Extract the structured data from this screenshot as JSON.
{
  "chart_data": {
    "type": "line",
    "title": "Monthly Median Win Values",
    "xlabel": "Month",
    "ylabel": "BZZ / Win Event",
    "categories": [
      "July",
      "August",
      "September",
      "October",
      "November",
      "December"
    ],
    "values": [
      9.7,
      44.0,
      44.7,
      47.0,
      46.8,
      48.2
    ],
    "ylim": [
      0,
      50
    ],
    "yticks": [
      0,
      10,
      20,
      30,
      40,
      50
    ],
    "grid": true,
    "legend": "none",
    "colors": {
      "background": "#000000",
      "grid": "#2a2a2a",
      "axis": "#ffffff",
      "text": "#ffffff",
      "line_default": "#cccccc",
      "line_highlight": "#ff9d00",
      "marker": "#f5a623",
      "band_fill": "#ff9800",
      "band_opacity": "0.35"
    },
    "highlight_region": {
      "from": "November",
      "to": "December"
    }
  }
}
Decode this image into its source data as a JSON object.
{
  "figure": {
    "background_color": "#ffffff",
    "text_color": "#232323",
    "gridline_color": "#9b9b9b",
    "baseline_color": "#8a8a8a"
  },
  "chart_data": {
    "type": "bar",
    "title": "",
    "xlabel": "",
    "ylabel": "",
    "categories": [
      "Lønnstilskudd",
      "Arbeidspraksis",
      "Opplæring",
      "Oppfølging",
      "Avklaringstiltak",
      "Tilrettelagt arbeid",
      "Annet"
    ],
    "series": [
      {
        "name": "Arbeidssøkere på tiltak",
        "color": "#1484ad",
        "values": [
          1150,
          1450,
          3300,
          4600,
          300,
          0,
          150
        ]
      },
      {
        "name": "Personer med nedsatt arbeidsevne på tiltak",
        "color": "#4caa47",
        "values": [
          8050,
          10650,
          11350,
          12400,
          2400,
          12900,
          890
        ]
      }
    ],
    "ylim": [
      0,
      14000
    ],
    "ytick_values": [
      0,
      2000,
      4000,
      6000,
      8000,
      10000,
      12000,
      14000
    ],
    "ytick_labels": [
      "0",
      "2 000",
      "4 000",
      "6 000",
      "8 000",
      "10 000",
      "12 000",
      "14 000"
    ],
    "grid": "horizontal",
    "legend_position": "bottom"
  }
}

== == ==

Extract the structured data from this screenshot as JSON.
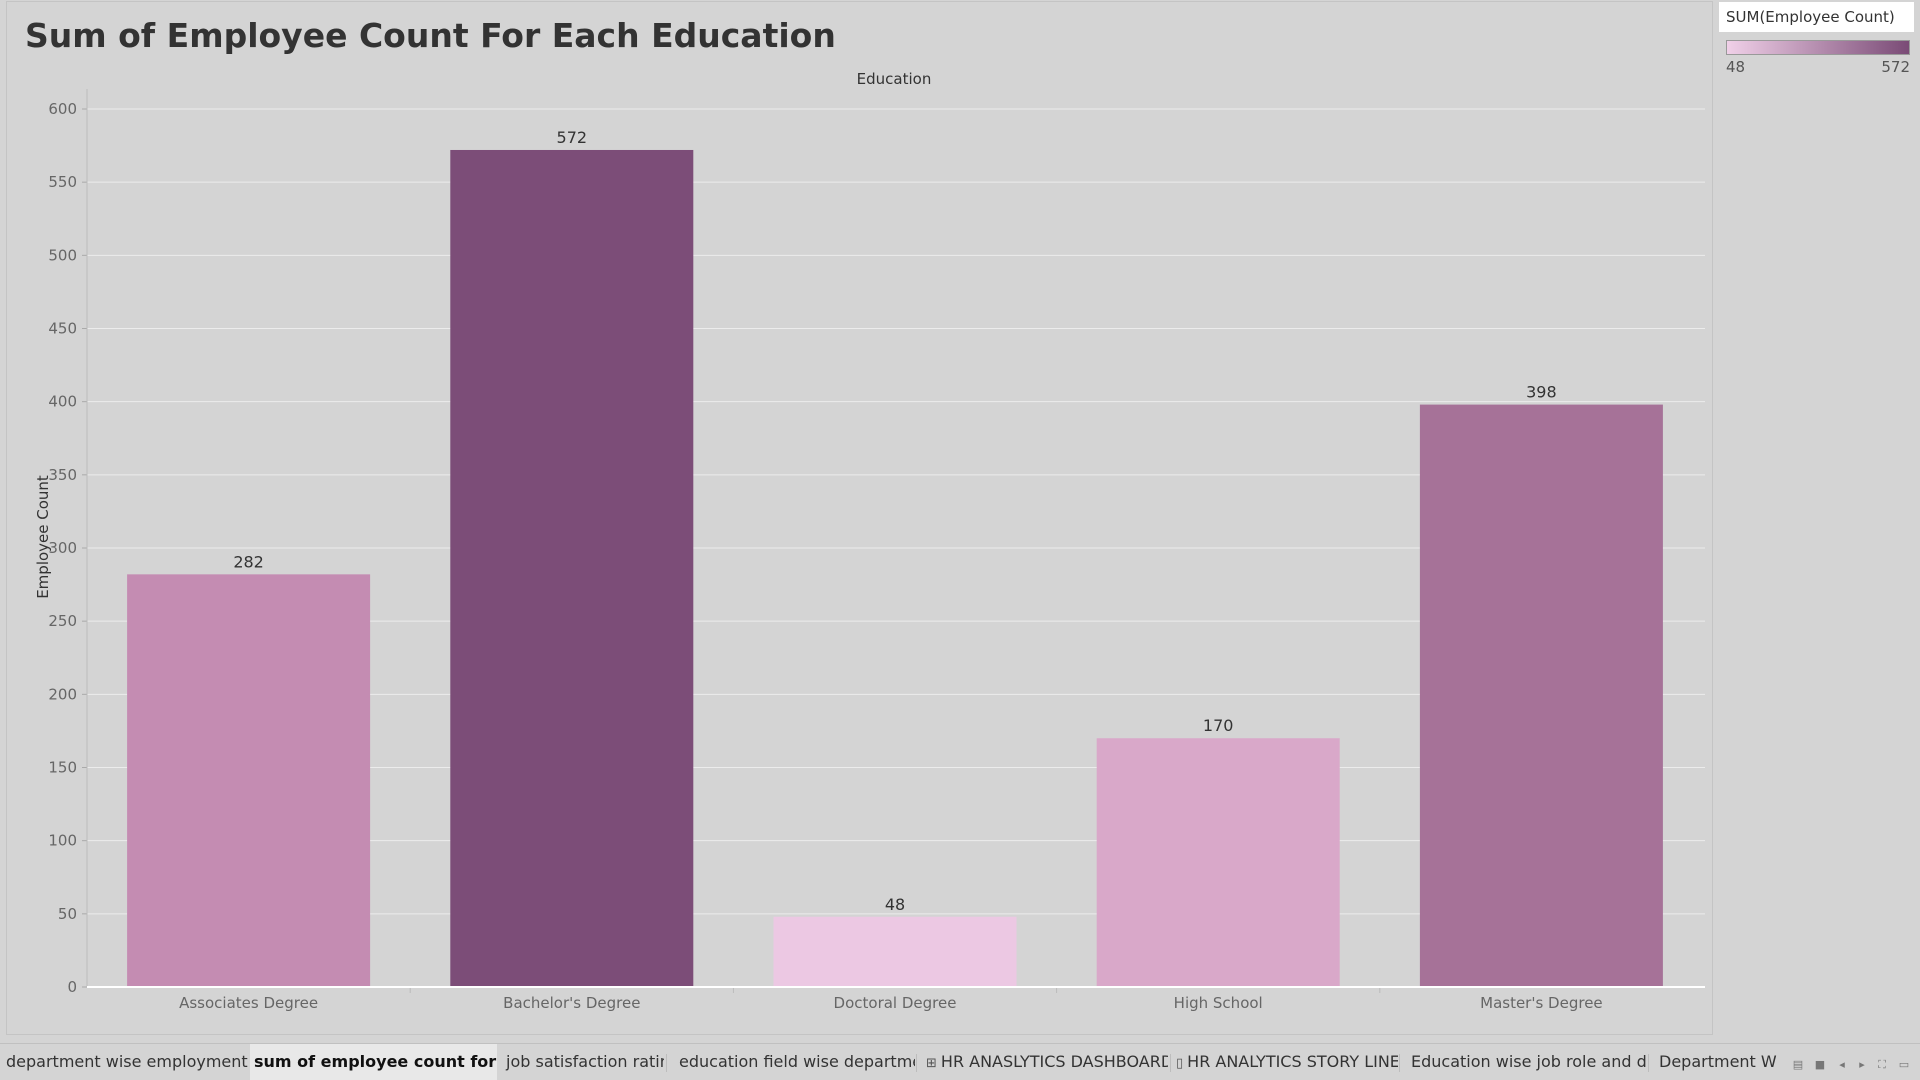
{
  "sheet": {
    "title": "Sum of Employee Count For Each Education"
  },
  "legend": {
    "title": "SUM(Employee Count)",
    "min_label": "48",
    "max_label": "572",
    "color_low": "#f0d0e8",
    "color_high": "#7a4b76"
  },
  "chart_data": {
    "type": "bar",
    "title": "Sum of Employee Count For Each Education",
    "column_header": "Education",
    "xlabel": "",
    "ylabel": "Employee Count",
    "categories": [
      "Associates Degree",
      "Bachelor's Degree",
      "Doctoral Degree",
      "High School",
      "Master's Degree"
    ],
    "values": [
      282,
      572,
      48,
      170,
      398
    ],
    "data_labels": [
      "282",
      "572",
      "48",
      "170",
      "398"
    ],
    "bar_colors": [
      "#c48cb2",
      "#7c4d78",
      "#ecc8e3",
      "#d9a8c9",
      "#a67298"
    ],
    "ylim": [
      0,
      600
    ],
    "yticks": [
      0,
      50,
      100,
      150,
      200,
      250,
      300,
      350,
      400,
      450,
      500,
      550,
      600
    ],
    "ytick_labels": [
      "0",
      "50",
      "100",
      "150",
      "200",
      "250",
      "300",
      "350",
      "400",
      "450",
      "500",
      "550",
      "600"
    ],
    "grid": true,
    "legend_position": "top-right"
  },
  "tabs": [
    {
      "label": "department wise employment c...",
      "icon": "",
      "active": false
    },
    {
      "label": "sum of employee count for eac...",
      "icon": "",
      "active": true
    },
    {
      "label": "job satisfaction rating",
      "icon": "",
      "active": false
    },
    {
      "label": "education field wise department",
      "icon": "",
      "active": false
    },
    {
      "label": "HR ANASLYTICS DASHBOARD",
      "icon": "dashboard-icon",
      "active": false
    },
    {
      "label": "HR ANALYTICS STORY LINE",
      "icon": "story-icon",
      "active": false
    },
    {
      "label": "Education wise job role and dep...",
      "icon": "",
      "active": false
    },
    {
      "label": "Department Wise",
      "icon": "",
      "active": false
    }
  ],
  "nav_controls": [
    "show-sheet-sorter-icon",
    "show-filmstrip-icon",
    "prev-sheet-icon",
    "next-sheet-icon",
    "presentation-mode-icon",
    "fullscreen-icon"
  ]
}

== == ==

§ Given task
Pick out lines containing the word "ffffff", each one as written.

§ Result for this task
      "axis": "#ffffff",
      "text": "#ffffff",
    "background_color": "#ffffff",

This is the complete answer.